Written request:
Only the pictures are left out: repeat the rest of the entries exactly.

Record set:
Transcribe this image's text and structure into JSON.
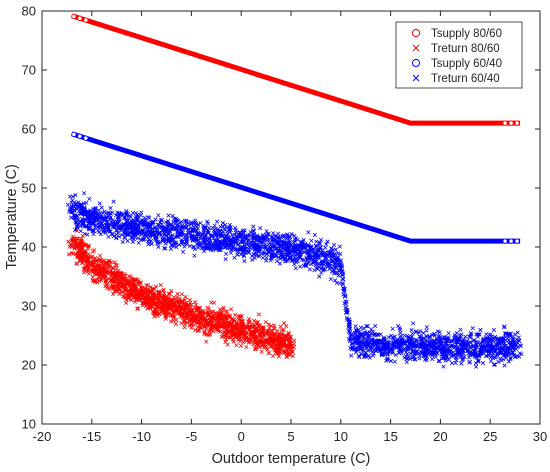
{
  "chart_data": {
    "type": "scatter",
    "title": "",
    "xlabel": "Outdoor temperature (C)",
    "ylabel": "Temperature (C)",
    "xlim": [
      -20,
      30
    ],
    "ylim": [
      10,
      80
    ],
    "xticks": [
      -20,
      -15,
      -10,
      -5,
      0,
      5,
      10,
      15,
      20,
      25,
      30
    ],
    "yticks": [
      10,
      20,
      30,
      40,
      50,
      60,
      70,
      80
    ],
    "grid": false,
    "legend_position": "top-right",
    "series": [
      {
        "name": "Tsupply 80/60",
        "marker": "o",
        "color": "#ff0000",
        "x": [
          -17,
          17,
          28
        ],
        "y": [
          79.2,
          61,
          61
        ]
      },
      {
        "name": "Treturn 80/60",
        "marker": "x",
        "color": "#ff0000",
        "x": [
          -17,
          -15,
          -13,
          -11,
          -9,
          -7,
          -5,
          -3,
          -1,
          1,
          3,
          5
        ],
        "y": [
          41,
          37,
          35,
          33,
          31,
          30,
          28.5,
          27.5,
          26.5,
          25.5,
          24.5,
          23.5
        ]
      },
      {
        "name": "Tsupply 60/40",
        "marker": "o",
        "color": "#0000ff",
        "x": [
          -17,
          17,
          28
        ],
        "y": [
          59.2,
          41,
          41
        ]
      },
      {
        "name": "Treturn 60/40",
        "marker": "x",
        "color": "#0000ff",
        "x": [
          -17,
          -13,
          -9,
          -5,
          -1,
          3,
          7,
          10,
          11,
          15,
          20,
          25,
          28
        ],
        "y": [
          46,
          44,
          43,
          42,
          41,
          40,
          39,
          37,
          24,
          23.5,
          23,
          23,
          23.5
        ]
      }
    ]
  }
}
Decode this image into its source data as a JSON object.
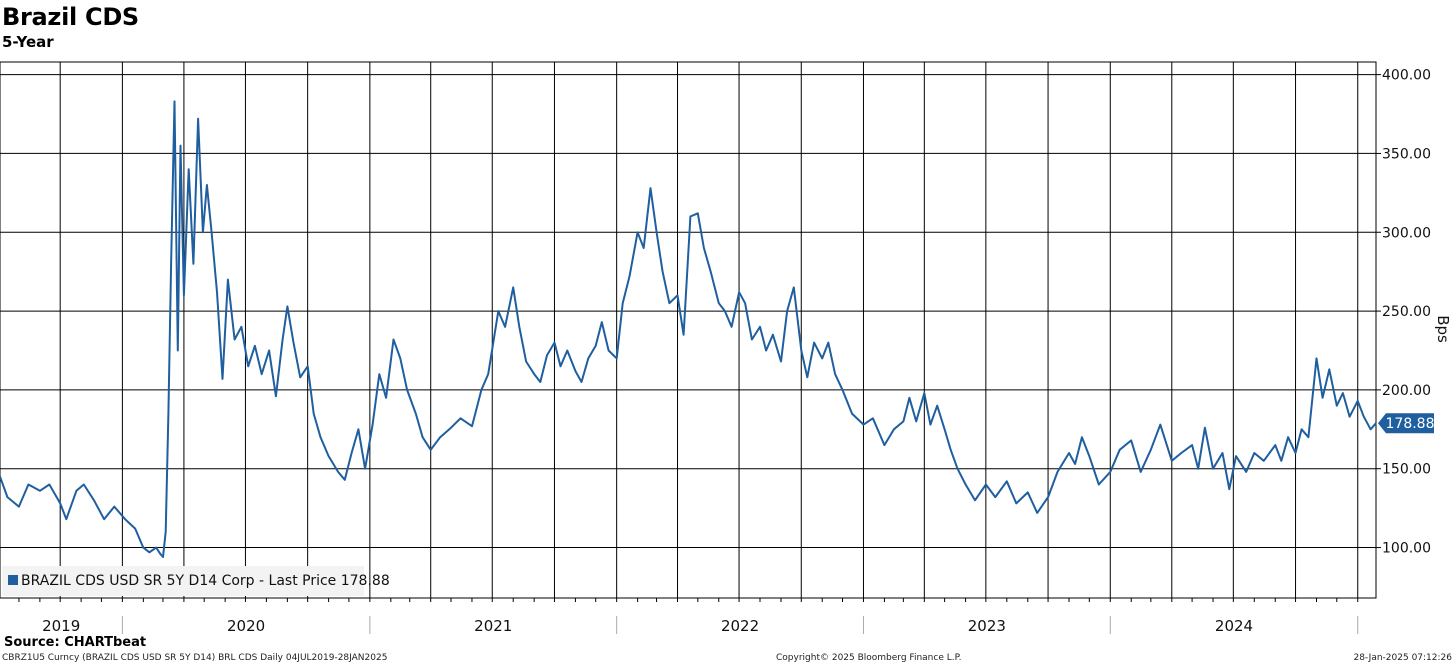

The response:
Transcribe this image's text and structure into JSON.
{
  "chart_data": {
    "type": "scatter",
    "title": "",
    "xlabel": "Outdoor temperature (C)",
    "ylabel": "Temperature (C)",
    "xlim": [
      -20,
      30
    ],
    "ylim": [
      10,
      80
    ],
    "xticks": [
      -20,
      -15,
      -10,
      -5,
      0,
      5,
      10,
      15,
      20,
      25,
      30
    ],
    "yticks": [
      10,
      20,
      30,
      40,
      50,
      60,
      70,
      80
    ],
    "grid": false,
    "legend_position": "top-right",
    "series": [
      {
        "name": "Tsupply 80/60",
        "marker": "o",
        "color": "#ff0000",
        "x": [
          -17,
          17,
          28
        ],
        "y": [
          79.2,
          61,
          61
        ]
      },
      {
        "name": "Treturn 80/60",
        "marker": "x",
        "color": "#ff0000",
        "x": [
          -17,
          -15,
          -13,
          -11,
          -9,
          -7,
          -5,
          -3,
          -1,
          1,
          3,
          5
        ],
        "y": [
          41,
          37,
          35,
          33,
          31,
          30,
          28.5,
          27.5,
          26.5,
          25.5,
          24.5,
          23.5
        ]
      },
      {
        "name": "Tsupply 60/40",
        "marker": "o",
        "color": "#0000ff",
        "x": [
          -17,
          17,
          28
        ],
        "y": [
          59.2,
          41,
          41
        ]
      },
      {
        "name": "Treturn 60/40",
        "marker": "x",
        "color": "#0000ff",
        "x": [
          -17,
          -13,
          -9,
          -5,
          -1,
          3,
          7,
          10,
          11,
          15,
          20,
          25,
          28
        ],
        "y": [
          46,
          44,
          43,
          42,
          41,
          40,
          39,
          37,
          24,
          23.5,
          23,
          23,
          23.5
        ]
      }
    ]
  }
}
Decode this image into its source data as a JSON object.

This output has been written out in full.